RECORDS SHOWN

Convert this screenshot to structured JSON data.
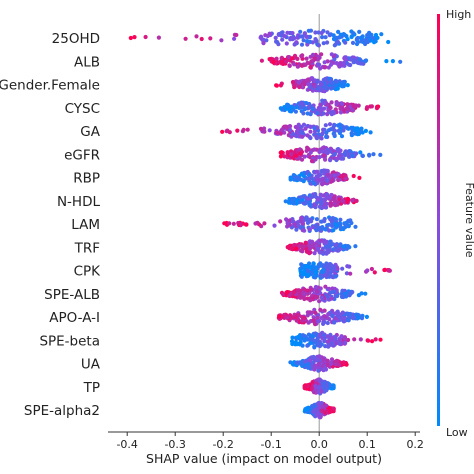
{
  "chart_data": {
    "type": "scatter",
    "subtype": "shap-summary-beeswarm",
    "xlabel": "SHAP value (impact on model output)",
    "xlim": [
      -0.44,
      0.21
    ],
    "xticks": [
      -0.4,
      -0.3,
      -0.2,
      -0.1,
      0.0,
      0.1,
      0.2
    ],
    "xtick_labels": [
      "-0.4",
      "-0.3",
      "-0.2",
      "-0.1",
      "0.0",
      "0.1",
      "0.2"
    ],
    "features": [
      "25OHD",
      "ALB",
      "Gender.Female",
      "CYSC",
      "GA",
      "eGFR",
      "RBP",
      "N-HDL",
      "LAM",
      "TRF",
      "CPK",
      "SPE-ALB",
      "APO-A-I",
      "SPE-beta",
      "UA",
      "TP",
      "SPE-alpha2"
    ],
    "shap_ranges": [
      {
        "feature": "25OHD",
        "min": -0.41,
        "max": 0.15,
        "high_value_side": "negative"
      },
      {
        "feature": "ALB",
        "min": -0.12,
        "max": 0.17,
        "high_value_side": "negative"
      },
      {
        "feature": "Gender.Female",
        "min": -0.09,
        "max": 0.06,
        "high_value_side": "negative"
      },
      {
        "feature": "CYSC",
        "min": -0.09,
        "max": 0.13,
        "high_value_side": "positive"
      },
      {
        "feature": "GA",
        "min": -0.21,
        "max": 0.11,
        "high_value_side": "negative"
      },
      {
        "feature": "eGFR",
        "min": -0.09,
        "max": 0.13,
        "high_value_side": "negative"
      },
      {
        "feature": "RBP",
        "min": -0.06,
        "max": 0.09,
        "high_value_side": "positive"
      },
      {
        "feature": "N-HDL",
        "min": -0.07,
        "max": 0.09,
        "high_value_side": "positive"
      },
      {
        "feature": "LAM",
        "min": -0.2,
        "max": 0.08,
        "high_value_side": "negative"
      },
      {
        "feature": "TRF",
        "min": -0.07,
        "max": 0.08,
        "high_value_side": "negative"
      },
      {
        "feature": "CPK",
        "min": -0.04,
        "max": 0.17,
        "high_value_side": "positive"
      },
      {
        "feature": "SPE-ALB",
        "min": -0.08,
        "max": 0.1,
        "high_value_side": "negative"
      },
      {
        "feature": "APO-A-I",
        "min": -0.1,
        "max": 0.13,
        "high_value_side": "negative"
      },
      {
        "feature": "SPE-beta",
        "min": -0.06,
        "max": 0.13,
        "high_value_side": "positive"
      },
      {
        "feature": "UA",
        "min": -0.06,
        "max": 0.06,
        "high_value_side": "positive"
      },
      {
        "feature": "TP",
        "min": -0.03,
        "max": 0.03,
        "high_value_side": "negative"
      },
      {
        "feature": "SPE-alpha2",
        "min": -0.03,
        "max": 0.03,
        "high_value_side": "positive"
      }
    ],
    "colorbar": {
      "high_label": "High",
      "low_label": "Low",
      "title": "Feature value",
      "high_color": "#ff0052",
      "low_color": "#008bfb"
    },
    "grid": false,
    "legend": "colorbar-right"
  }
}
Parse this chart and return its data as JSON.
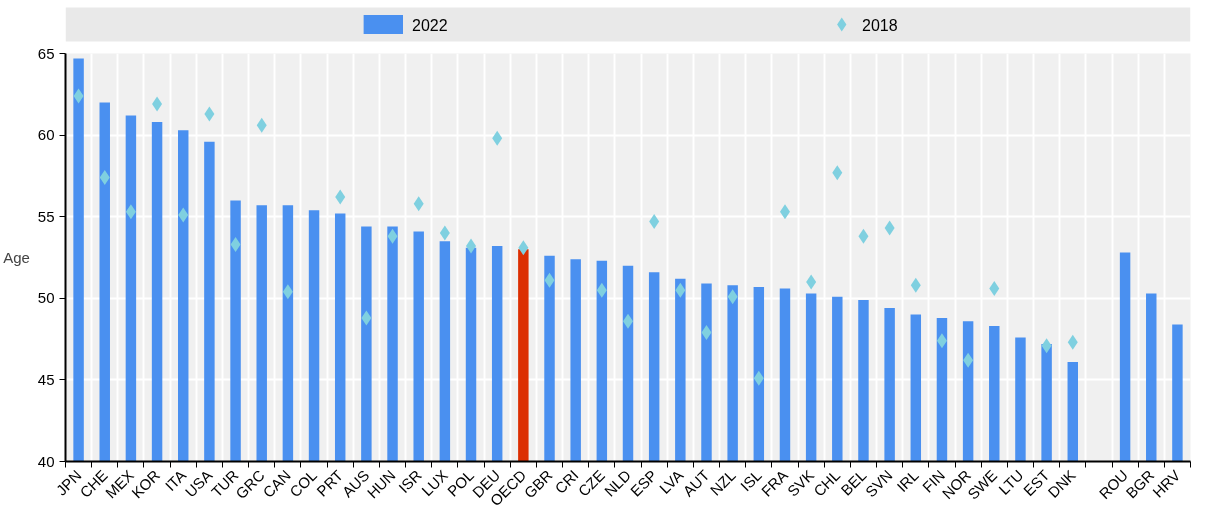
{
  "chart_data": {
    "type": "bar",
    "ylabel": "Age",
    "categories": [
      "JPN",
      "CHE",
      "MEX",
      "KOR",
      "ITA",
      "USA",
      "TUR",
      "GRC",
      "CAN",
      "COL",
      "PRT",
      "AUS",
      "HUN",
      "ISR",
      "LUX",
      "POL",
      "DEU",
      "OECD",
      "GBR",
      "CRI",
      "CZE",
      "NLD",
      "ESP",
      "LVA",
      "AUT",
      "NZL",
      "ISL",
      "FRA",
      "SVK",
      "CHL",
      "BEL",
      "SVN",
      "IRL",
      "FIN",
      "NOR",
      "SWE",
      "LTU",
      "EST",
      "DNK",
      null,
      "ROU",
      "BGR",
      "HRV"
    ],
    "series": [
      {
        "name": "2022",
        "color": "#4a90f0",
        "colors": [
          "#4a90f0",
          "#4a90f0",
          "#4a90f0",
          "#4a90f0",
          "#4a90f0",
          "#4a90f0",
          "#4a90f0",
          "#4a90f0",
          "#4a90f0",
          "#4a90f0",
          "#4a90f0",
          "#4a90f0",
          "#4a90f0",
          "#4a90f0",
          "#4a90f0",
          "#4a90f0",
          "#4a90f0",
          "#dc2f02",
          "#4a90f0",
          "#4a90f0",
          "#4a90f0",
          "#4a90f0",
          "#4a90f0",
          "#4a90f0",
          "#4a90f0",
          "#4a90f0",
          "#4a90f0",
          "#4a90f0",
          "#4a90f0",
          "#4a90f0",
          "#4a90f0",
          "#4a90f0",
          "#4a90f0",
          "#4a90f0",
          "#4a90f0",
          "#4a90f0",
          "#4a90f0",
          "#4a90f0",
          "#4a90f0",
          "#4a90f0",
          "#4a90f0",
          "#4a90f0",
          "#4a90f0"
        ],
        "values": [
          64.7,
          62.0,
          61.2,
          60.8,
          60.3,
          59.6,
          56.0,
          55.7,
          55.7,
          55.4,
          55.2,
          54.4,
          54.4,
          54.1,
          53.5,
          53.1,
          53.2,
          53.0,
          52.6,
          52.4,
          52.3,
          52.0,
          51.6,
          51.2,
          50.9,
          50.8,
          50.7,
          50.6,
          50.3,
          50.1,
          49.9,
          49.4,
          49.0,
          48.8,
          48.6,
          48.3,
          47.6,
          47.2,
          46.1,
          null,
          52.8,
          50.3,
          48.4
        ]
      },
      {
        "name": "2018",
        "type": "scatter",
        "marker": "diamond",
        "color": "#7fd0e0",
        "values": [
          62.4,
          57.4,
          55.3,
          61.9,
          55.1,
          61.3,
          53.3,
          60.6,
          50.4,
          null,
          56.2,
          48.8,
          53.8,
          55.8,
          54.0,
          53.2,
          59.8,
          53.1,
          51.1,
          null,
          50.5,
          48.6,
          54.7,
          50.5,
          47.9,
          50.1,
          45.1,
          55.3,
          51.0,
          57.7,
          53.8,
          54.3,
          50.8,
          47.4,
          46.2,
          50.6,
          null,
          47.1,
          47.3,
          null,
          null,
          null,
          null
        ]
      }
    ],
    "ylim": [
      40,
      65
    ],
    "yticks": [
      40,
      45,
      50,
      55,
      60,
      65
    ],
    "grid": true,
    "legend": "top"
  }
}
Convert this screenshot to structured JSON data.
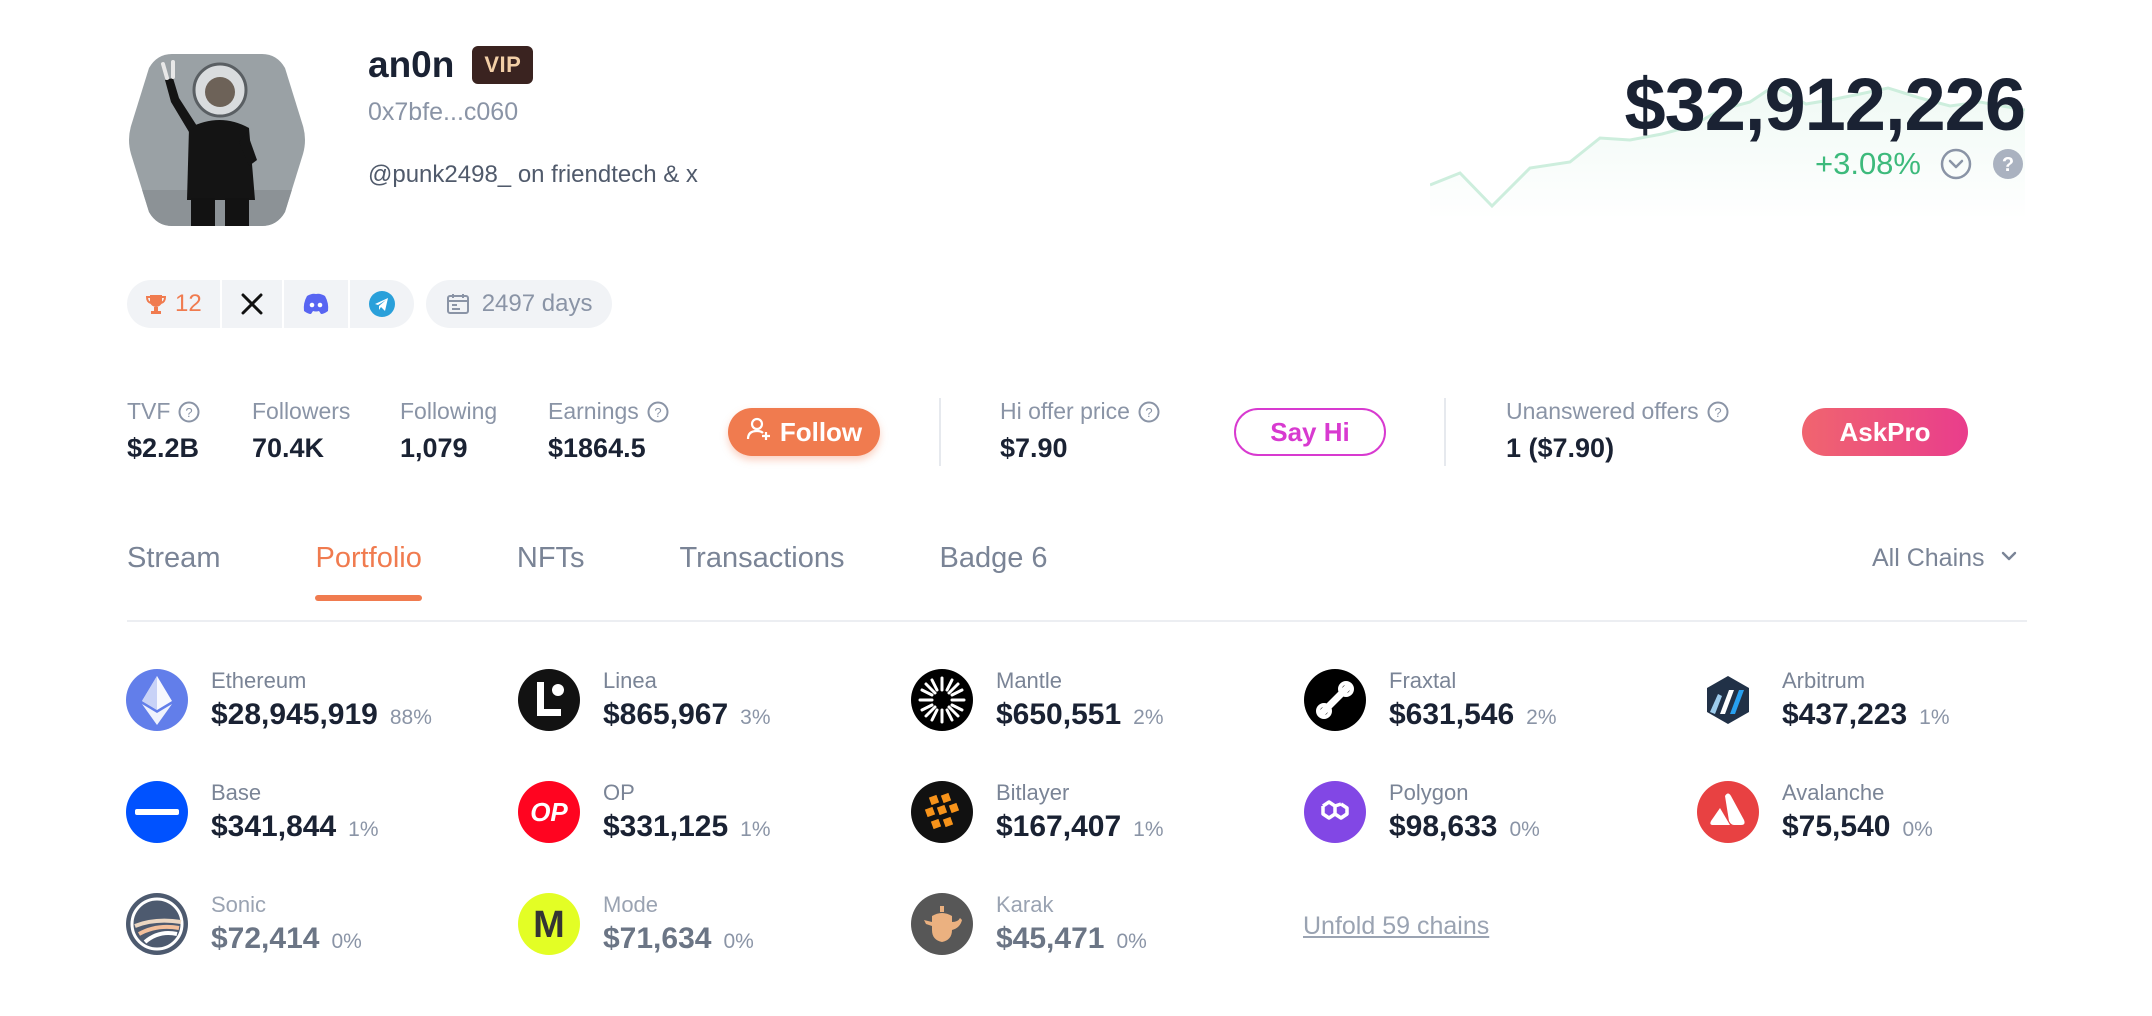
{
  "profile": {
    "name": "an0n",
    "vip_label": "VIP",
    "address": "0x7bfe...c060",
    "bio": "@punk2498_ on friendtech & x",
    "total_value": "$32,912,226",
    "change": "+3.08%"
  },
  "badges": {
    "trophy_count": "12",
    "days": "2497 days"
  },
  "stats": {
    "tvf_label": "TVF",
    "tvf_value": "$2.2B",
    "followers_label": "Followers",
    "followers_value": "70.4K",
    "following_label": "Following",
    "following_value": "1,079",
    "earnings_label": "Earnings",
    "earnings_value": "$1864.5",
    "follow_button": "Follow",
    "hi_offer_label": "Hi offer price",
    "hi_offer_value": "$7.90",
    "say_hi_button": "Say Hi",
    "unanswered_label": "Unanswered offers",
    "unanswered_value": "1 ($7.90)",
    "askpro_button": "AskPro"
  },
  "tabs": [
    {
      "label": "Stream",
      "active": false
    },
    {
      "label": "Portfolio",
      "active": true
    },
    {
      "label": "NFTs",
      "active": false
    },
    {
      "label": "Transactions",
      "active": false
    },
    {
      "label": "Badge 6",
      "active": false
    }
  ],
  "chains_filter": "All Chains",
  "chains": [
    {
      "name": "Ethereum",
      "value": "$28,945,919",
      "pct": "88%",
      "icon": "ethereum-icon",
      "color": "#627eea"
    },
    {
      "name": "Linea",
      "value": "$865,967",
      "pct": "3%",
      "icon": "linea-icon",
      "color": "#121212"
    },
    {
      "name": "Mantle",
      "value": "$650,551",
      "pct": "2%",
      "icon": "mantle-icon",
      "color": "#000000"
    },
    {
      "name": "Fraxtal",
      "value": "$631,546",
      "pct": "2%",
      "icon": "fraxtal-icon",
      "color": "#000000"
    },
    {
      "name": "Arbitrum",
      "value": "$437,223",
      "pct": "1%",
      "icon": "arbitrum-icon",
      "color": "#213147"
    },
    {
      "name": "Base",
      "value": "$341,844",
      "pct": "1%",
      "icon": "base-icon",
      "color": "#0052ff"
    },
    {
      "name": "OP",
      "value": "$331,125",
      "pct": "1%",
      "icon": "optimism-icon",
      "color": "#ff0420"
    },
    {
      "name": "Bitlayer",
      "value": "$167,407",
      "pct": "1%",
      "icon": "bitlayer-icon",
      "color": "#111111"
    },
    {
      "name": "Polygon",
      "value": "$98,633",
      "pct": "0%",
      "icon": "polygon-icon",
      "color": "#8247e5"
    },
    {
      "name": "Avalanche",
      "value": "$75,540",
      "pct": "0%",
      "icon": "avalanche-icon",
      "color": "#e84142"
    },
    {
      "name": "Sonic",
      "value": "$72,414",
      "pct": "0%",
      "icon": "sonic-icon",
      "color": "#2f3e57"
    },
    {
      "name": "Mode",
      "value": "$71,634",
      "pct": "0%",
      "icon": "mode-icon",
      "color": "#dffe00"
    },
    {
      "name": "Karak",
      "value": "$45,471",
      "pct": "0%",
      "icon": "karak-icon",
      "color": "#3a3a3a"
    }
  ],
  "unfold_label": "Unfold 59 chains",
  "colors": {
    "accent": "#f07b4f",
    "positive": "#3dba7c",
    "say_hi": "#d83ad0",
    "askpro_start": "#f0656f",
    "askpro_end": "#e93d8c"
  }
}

TASK TO CARRY OUT
Write the number of lines containing the word "Gender" and nothing besides it.

ANSWER FOR THIS EXERCISE
2